### Page text
═══
Of course for Malaysian children we do not expect them to be passionate of the Greek mythology, the philosophy behind Jonathan Swift’s Gulliver’s Travels, The Chronicles of Narnia, or translation of Ramayana and Mahabharata, or even the Adventures of Asterix – we hope this will one day be a reality when we throw away our TV sets and ASTRO channels or our iPods or Blackberry.

Of course this is a long road for Malaysian children to be engaged in world literature in (English) translation and be a little be more learned and refined and to expunge any sense of racial superiority such as “ketuanan this or that”.

Long road to freedom. There is a reality at hand. When a Malay poet laureate and a chief of a language preservation bureau (I hope this is a close enough translation of ‘dewan bahasa dan pustaka’) and a hundred other Malay Language jihadists were pepper-sprayed for protesting against the English as a language of instruction, we have got a national problem.
═══
### Exercise description
Carry on the passage about Malaysian children, world literature and English as a language of instruction, picking up right after its final sentence.

(Data items)
═══
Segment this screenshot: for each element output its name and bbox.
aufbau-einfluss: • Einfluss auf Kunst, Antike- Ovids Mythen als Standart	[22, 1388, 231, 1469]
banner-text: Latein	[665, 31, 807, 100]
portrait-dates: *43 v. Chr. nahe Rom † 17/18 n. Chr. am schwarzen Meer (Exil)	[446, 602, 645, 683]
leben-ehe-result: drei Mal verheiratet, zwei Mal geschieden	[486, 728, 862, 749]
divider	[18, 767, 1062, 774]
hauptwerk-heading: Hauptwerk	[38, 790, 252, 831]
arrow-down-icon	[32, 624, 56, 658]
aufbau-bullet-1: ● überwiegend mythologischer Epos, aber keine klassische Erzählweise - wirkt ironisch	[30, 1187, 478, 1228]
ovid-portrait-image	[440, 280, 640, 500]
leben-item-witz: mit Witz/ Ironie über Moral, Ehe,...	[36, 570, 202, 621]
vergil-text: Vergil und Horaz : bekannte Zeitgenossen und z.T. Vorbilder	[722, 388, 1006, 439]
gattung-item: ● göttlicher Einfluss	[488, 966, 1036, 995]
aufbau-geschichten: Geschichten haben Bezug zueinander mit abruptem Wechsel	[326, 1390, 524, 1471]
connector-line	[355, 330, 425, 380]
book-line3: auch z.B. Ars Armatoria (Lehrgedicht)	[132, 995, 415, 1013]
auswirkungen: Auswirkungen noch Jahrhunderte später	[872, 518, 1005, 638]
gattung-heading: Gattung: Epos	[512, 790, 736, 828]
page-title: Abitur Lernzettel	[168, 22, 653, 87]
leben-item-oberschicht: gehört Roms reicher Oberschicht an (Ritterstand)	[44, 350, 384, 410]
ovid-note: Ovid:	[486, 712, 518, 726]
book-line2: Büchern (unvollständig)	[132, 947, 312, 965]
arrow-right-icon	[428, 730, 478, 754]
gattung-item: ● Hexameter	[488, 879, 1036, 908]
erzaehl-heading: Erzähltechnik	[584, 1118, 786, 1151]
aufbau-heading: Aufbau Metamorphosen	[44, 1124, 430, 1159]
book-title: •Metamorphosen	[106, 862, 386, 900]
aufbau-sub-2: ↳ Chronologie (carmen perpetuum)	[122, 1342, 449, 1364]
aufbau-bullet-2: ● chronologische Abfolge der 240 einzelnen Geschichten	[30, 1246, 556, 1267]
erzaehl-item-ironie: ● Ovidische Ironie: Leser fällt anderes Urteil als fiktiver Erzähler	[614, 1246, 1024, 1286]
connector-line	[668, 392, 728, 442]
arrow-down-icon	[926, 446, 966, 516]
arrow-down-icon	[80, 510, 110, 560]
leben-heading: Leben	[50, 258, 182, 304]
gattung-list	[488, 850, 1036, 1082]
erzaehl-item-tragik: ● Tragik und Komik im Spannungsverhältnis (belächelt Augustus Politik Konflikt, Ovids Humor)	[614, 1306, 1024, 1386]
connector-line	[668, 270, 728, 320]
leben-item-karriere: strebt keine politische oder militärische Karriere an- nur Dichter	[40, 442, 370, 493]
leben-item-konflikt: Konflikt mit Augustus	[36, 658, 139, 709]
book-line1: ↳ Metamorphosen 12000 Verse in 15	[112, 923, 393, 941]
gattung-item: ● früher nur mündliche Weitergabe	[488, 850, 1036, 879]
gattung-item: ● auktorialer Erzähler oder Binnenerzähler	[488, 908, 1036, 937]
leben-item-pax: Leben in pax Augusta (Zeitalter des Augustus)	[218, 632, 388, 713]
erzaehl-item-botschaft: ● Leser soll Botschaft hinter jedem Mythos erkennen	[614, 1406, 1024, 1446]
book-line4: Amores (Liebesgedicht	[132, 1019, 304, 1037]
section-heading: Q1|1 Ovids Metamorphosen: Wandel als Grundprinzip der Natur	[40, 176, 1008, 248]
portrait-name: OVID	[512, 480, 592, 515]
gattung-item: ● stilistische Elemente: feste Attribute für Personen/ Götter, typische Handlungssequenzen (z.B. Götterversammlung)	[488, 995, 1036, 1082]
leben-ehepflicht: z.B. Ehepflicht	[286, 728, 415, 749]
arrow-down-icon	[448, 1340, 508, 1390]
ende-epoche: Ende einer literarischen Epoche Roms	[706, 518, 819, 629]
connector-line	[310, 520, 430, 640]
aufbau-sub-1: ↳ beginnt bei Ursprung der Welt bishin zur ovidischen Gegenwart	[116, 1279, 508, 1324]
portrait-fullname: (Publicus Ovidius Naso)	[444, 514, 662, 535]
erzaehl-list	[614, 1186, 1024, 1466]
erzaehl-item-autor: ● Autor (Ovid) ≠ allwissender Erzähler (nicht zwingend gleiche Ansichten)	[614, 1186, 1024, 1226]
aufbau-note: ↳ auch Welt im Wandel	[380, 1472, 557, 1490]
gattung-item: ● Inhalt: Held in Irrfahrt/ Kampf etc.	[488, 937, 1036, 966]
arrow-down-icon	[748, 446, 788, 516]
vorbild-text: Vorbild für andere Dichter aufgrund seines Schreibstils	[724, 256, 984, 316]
═══
### Result of the exercise
What is the message? What is being symbolized? What is the signification? What is the issue? What is the non-issue? Where is the sensibility? Where is pride? Where is prejudice? Where are we taking this argument?

These are difficult questions.

Essentially, in my opinion, the value of teaching the applications aspects of Science and Maths in English is that hopefully the teachers will work harder with the students to master the lingua franca. Perhaps later, when there is mastery, teachers and learners themselves can explore the humanities and social scientific aspects of Maths and Science, and ultimately in their later years understand the philosophical and political–economic aspects of the two “subjects”. One may then, in one’s old age, read the biographies of Sir Isaac Newton, Rene Descartes, Henri Poincare, Paul Erdosh, Albert Einstein, Stephen Hawkings, etc. Or even read translations of Hamzah Fansuri or Ibnu Arabi.

English Language is one important vehicle for such exploration.

My question is: what is the fate of linguistic nationalists in the age of globalization and deconstructionism? For whom will such nationalists continue to serve? But ultimately, why are the adults arguing for the next generation when the former should be allowing the latter to chart their own intellectual future?

Or– could the answer be in the passion for teaching and the need for an entirely new pedagogy?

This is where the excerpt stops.